— Start of DATA TO USE —

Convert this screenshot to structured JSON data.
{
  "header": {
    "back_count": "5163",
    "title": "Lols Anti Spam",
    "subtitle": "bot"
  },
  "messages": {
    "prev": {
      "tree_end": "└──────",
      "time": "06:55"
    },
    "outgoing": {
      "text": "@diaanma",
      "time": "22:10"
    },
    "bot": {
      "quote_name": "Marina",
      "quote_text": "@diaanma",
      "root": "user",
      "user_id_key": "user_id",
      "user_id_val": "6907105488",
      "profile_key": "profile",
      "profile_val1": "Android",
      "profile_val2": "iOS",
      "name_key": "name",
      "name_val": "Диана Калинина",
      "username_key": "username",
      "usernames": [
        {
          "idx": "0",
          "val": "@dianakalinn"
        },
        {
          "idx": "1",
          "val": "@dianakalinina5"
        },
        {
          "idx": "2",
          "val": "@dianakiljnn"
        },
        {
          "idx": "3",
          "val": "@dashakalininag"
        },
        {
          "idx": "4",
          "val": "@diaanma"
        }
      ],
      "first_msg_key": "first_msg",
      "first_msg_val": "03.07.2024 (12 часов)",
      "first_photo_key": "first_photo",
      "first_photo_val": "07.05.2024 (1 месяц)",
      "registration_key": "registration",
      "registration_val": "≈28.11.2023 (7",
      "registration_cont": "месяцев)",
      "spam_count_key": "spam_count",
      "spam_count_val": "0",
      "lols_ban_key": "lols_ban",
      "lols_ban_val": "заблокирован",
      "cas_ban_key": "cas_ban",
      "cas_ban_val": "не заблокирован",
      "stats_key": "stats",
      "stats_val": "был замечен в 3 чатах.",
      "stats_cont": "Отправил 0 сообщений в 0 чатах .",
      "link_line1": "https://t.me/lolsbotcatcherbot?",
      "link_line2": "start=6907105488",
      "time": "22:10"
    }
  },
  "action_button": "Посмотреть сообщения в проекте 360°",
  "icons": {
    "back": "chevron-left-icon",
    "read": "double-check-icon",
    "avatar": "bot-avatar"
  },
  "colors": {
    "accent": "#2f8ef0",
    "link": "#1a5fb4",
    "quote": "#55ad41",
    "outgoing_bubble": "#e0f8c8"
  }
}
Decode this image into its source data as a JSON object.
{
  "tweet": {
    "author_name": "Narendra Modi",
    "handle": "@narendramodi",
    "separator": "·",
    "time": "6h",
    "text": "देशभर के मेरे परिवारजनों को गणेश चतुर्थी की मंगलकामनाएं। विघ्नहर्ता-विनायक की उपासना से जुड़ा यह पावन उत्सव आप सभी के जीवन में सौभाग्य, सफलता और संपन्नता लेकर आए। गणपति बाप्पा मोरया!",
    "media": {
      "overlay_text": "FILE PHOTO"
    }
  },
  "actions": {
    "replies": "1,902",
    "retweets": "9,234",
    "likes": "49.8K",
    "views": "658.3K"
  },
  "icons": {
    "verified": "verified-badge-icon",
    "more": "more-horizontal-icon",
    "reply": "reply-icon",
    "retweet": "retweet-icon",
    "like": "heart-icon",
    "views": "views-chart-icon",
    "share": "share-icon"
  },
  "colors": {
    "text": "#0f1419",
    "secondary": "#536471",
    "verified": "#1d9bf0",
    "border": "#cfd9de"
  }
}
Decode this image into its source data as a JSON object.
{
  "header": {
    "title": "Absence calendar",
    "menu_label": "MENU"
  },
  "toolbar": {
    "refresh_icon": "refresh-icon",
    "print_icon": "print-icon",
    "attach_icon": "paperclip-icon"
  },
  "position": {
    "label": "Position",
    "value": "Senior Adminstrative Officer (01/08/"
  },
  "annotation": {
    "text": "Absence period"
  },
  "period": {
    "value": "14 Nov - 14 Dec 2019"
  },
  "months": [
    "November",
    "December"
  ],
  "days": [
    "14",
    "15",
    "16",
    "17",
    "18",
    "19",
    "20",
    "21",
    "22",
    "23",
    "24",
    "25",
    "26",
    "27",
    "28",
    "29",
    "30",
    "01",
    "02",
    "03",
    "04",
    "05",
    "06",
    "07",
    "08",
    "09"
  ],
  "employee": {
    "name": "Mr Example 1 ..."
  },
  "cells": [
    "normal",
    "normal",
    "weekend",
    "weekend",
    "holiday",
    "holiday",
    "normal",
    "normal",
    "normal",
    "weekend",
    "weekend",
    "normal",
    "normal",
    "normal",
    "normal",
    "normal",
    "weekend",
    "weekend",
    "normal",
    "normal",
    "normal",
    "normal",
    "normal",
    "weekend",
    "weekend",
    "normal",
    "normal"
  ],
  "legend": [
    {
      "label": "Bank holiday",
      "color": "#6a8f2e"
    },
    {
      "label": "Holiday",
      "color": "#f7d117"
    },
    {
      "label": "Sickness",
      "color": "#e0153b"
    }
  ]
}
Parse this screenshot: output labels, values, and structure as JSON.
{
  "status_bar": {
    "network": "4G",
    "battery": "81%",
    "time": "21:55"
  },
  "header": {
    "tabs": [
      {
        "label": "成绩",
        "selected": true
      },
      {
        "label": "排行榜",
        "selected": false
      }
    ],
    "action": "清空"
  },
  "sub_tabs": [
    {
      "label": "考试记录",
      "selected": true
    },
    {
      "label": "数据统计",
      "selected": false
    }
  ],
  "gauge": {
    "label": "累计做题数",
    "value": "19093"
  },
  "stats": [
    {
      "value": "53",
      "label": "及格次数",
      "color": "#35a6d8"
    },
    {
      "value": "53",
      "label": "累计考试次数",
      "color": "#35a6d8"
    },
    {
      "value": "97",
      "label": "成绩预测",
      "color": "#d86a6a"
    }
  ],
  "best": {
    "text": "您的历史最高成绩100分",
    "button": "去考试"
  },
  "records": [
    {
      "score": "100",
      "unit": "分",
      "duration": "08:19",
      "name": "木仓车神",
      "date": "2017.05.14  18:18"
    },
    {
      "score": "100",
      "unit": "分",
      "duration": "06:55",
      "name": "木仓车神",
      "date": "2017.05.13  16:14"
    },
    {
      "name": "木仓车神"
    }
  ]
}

— End of DATA TO USE —

▸ **WHAT YOU WILL DO**
Looking at the entries above, state how many lines contain "selected"; give the number alone.

▸ **CORRECT RESPONSE**
4